# PROBLEM DETAILS:
Copy the listing verbatim, excluding any images found in it.

# SUPPLIED DATA:
##########
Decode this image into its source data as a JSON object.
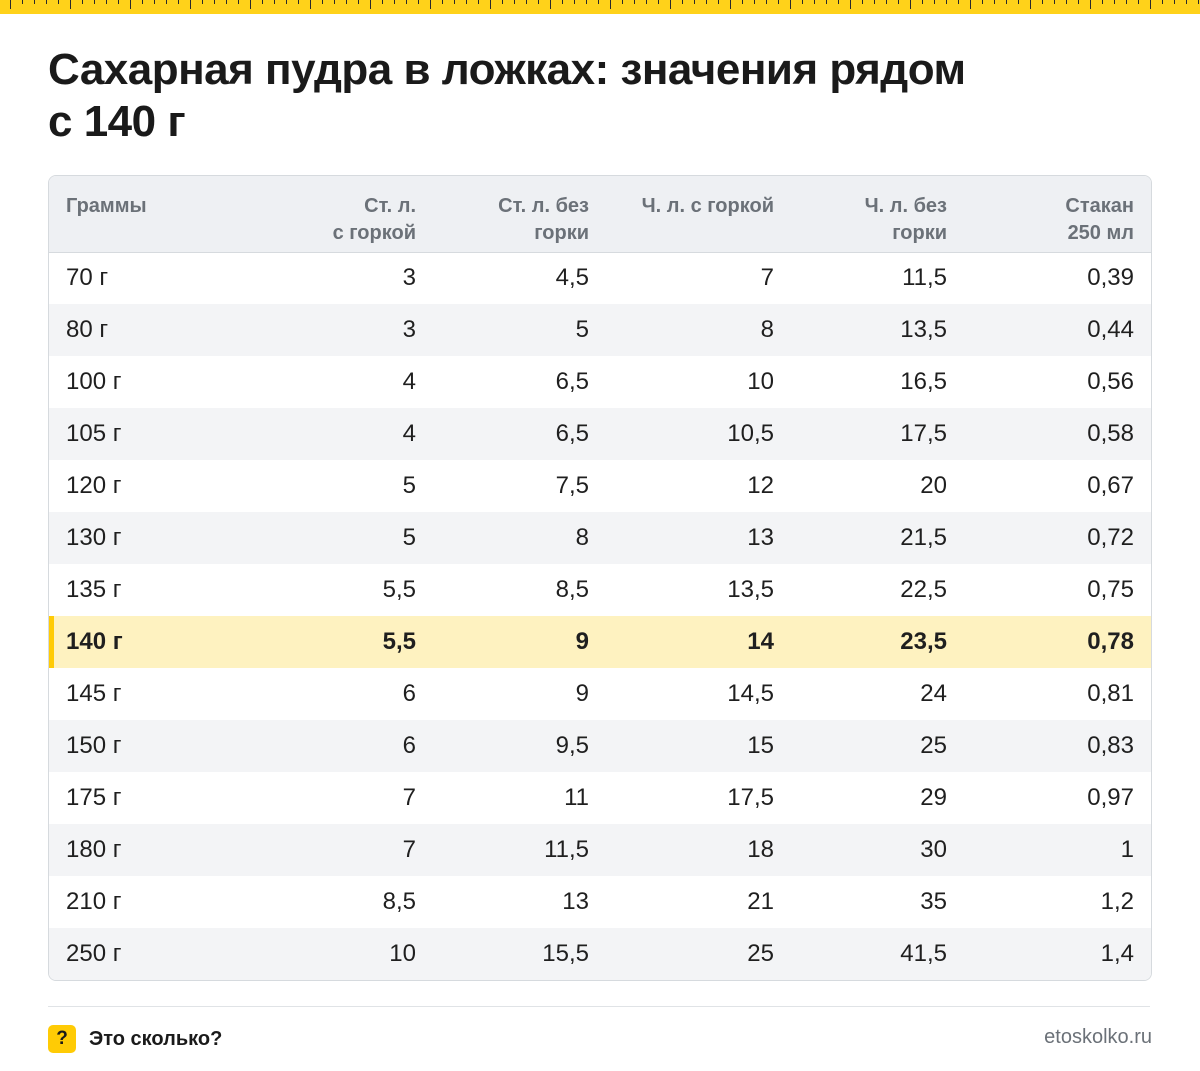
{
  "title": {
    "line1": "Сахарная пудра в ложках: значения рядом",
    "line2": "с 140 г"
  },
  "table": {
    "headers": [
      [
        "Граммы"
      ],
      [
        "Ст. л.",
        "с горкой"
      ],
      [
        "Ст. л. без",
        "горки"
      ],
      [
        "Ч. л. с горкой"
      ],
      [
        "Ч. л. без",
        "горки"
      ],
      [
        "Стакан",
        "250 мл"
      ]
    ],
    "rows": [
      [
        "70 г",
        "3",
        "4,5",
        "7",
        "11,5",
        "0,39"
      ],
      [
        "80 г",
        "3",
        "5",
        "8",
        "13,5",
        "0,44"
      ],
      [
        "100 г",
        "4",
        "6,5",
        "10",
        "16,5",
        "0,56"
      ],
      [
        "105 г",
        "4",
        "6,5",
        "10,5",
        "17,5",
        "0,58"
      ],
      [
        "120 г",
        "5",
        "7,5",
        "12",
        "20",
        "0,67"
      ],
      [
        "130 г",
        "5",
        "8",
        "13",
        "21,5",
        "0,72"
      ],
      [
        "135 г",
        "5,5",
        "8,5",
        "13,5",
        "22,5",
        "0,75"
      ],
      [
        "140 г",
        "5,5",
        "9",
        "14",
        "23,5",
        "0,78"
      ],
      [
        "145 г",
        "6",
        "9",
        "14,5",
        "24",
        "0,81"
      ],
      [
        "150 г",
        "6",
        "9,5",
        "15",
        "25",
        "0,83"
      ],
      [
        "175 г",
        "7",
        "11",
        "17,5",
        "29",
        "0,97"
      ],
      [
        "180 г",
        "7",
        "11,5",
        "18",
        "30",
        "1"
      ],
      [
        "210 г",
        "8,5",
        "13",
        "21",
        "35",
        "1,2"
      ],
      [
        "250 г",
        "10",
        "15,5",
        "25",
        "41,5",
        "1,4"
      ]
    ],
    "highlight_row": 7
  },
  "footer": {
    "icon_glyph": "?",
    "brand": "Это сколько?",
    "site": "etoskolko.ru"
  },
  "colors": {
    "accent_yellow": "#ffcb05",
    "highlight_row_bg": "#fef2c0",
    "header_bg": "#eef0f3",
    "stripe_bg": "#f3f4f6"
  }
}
##########
# WRITTEN RESPONSE:
Decode this image into its source data as a JSON object.
{
  "title": {
    "line1": "Сахарная пудра в ложках: значения рядом",
    "line2": "с 140 г"
  },
  "table": {
    "headers": [
      [
        "Граммы"
      ],
      [
        "Ст. л.",
        "с горкой"
      ],
      [
        "Ст. л. без",
        "горки"
      ],
      [
        "Ч. л. с горкой"
      ],
      [
        "Ч. л. без",
        "горки"
      ],
      [
        "Стакан",
        "250 мл"
      ]
    ],
    "rows": [
      [
        "70 г",
        "3",
        "4,5",
        "7",
        "11,5",
        "0,39"
      ],
      [
        "80 г",
        "3",
        "5",
        "8",
        "13,5",
        "0,44"
      ],
      [
        "100 г",
        "4",
        "6,5",
        "10",
        "16,5",
        "0,56"
      ],
      [
        "105 г",
        "4",
        "6,5",
        "10,5",
        "17,5",
        "0,58"
      ],
      [
        "120 г",
        "5",
        "7,5",
        "12",
        "20",
        "0,67"
      ],
      [
        "130 г",
        "5",
        "8",
        "13",
        "21,5",
        "0,72"
      ],
      [
        "135 г",
        "5,5",
        "8,5",
        "13,5",
        "22,5",
        "0,75"
      ],
      [
        "140 г",
        "5,5",
        "9",
        "14",
        "23,5",
        "0,78"
      ],
      [
        "145 г",
        "6",
        "9",
        "14,5",
        "24",
        "0,81"
      ],
      [
        "150 г",
        "6",
        "9,5",
        "15",
        "25",
        "0,83"
      ],
      [
        "175 г",
        "7",
        "11",
        "17,5",
        "29",
        "0,97"
      ],
      [
        "180 г",
        "7",
        "11,5",
        "18",
        "30",
        "1"
      ],
      [
        "210 г",
        "8,5",
        "13",
        "21",
        "35",
        "1,2"
      ],
      [
        "250 г",
        "10",
        "15,5",
        "25",
        "41,5",
        "1,4"
      ]
    ],
    "highlight_row": 7
  },
  "footer": {
    "icon_glyph": "?",
    "brand": "Это сколько?",
    "site": "etoskolko.ru"
  },
  "colors": {
    "accent_yellow": "#ffcb05",
    "highlight_row_bg": "#fef2c0",
    "header_bg": "#eef0f3",
    "stripe_bg": "#f3f4f6"
  }
}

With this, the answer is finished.